Filter the records below for the word "structured". Copy each line that holds it.
········
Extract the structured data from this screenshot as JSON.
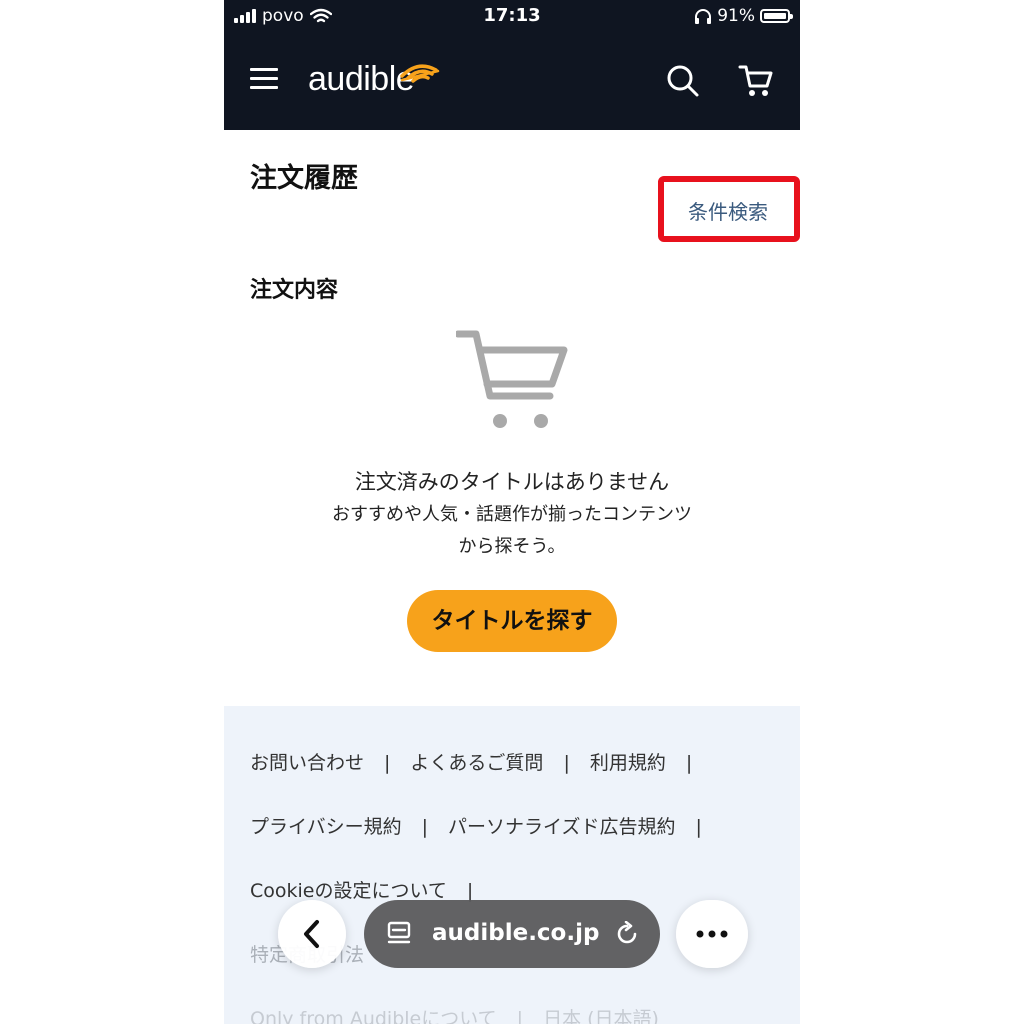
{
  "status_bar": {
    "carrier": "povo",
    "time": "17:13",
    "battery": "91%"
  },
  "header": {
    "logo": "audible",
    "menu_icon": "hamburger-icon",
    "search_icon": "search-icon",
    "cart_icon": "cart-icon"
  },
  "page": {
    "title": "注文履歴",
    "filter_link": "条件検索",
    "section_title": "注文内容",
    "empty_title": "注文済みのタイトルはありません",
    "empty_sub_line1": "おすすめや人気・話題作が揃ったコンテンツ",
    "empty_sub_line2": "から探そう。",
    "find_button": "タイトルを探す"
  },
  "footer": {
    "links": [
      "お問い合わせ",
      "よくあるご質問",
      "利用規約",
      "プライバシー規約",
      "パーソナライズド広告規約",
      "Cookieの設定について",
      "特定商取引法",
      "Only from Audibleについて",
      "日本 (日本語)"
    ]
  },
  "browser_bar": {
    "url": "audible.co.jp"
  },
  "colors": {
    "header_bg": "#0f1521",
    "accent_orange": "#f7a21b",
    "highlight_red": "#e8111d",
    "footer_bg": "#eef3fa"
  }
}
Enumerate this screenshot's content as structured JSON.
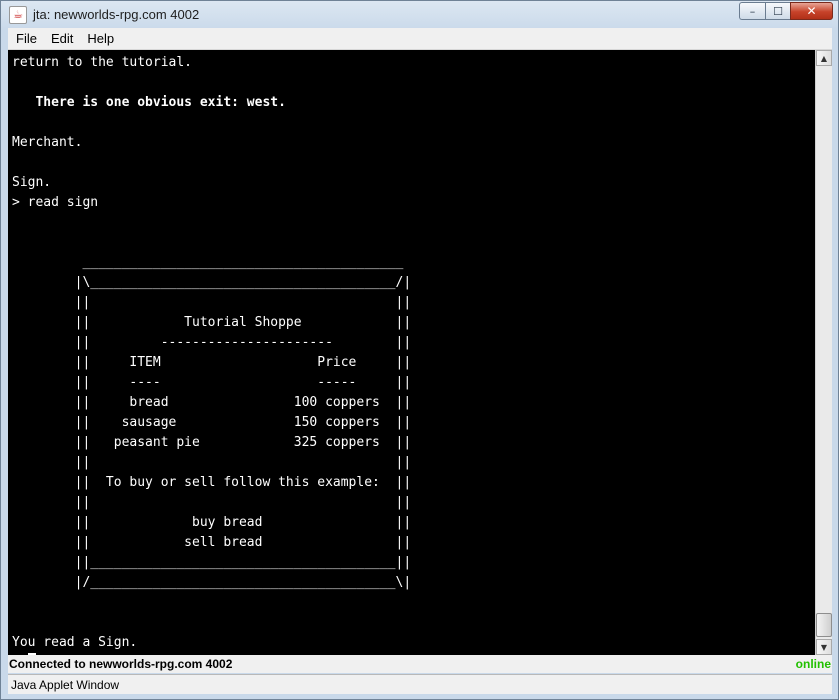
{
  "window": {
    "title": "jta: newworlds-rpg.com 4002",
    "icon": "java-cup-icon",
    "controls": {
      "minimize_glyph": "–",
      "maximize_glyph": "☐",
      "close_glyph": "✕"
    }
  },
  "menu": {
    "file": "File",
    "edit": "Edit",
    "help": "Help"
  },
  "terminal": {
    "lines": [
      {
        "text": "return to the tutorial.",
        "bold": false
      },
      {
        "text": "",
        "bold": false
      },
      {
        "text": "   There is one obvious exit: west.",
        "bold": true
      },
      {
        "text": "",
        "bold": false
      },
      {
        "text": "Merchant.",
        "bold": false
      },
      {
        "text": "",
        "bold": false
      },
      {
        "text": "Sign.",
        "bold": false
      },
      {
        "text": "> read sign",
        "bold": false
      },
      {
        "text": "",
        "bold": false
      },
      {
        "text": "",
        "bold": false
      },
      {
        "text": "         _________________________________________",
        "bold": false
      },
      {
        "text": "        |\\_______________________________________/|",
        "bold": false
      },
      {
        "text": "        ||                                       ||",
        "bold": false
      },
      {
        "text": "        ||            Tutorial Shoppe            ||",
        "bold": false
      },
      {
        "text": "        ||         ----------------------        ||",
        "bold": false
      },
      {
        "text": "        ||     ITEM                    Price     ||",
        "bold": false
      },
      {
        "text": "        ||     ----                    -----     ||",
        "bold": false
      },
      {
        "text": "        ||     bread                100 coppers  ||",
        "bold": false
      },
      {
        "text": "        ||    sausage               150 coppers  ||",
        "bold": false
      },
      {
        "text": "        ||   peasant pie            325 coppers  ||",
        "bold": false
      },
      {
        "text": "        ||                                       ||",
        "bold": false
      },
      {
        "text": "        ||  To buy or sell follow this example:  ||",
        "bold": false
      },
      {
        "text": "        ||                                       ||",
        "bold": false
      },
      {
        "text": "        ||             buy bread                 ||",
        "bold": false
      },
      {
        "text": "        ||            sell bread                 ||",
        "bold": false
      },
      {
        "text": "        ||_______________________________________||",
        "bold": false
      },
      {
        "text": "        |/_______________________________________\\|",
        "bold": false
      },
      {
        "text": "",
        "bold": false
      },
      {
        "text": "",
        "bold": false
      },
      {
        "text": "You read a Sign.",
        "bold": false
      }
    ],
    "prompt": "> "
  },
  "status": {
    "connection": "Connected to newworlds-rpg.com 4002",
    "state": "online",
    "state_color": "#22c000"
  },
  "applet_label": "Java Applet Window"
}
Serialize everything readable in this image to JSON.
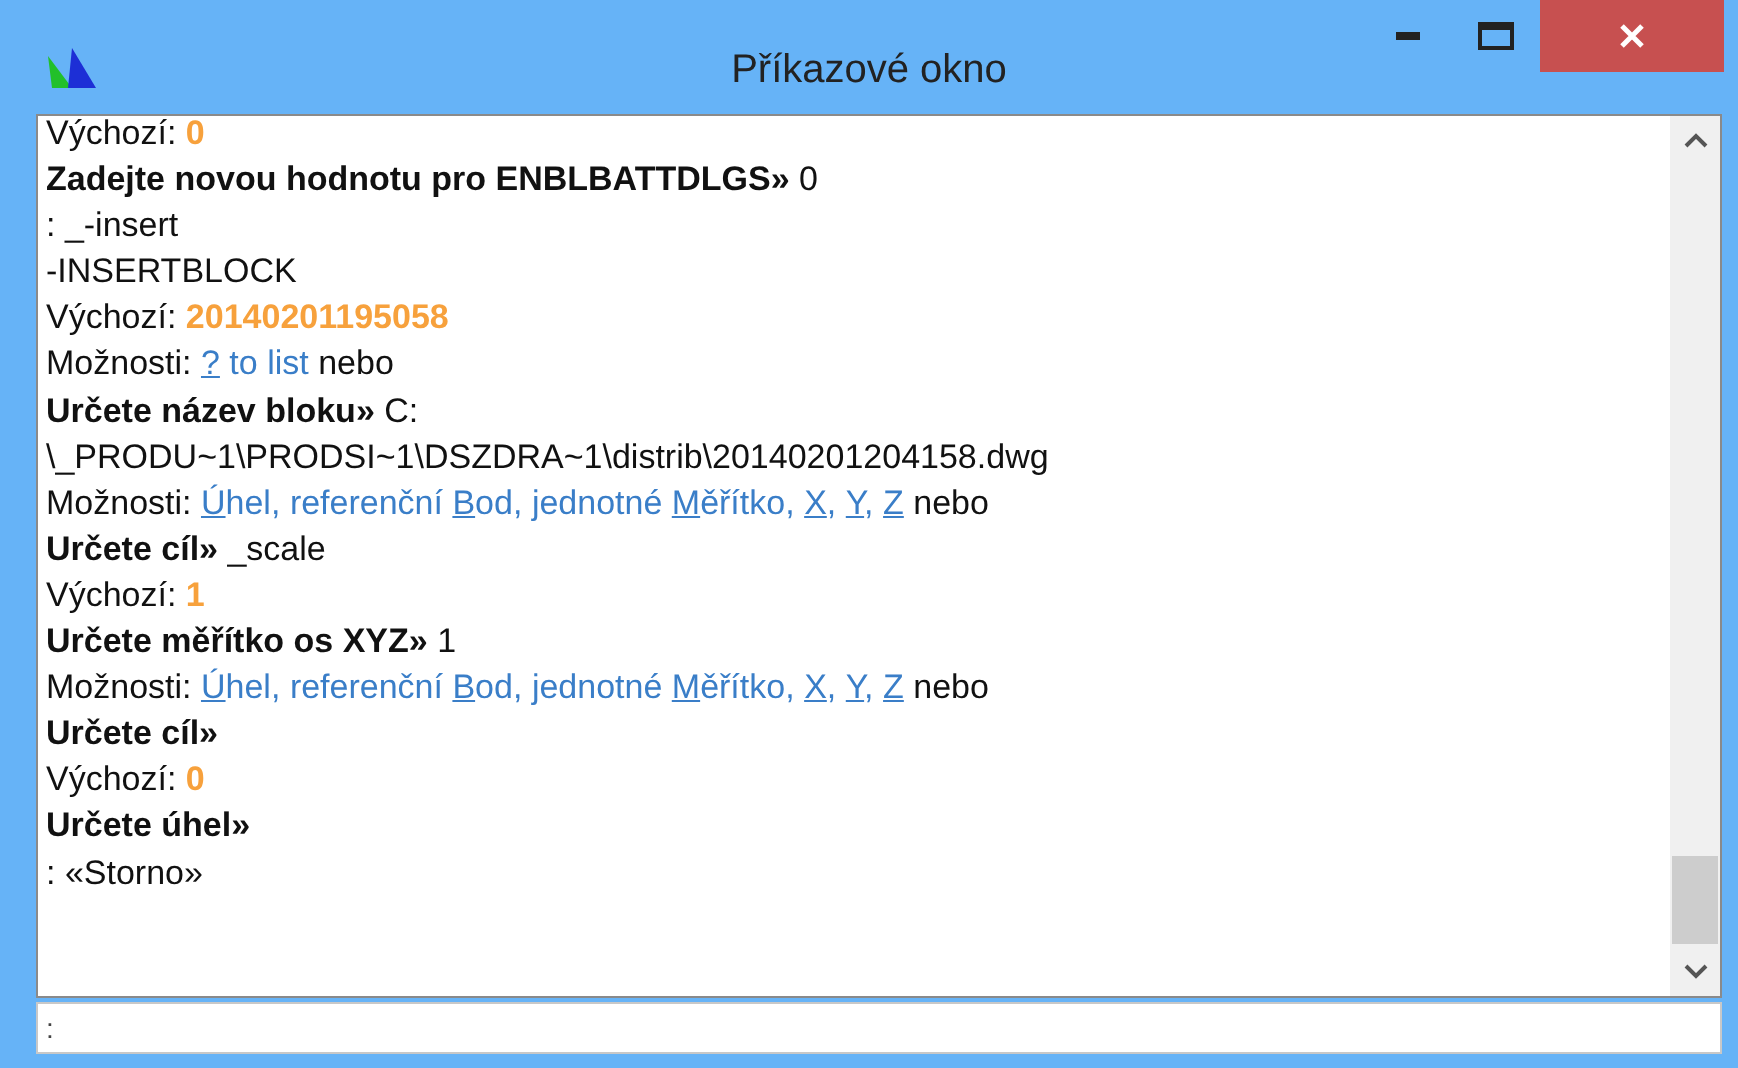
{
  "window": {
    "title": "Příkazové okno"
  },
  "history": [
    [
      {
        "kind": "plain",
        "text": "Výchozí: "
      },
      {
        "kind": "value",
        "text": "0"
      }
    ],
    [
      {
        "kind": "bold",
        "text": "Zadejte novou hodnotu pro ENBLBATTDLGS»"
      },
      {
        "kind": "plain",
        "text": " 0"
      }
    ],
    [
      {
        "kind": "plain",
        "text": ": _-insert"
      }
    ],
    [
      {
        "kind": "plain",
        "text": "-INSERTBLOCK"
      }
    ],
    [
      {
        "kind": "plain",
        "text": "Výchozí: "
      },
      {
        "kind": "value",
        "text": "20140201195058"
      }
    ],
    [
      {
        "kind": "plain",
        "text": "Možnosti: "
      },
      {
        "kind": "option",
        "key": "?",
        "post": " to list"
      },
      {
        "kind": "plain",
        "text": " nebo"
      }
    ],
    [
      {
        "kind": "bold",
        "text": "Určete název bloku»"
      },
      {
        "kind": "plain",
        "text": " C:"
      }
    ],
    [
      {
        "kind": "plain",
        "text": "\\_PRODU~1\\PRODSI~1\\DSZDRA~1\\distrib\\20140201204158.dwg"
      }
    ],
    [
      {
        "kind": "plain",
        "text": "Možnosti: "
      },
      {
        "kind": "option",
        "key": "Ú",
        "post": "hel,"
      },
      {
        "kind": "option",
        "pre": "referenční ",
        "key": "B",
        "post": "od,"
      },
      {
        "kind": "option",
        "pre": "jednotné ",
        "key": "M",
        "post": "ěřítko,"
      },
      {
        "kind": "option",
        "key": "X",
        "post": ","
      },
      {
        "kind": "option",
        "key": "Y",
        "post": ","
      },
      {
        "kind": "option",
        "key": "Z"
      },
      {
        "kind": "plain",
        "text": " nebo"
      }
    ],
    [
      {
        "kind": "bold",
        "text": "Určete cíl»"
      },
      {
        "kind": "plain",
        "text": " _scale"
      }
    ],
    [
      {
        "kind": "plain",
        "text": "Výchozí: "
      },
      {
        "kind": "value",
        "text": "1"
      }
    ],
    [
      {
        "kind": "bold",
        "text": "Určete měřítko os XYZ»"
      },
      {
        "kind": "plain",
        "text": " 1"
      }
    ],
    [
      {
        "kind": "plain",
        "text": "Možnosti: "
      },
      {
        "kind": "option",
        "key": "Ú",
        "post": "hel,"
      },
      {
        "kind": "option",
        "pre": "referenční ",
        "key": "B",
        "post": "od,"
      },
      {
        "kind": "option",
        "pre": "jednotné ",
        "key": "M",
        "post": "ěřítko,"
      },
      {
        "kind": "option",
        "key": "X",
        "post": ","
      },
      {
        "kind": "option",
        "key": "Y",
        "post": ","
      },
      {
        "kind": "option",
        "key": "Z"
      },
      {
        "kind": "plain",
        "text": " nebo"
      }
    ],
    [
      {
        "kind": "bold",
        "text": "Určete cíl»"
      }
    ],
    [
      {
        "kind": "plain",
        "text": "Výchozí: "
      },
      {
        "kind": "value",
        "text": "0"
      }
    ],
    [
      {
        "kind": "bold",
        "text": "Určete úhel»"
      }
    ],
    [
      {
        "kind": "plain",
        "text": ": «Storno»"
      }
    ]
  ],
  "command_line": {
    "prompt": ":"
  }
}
········
### Exercise output
Extract the structured data from this screenshot as JSON.
Enumerate this screenshot's content as structured JSON.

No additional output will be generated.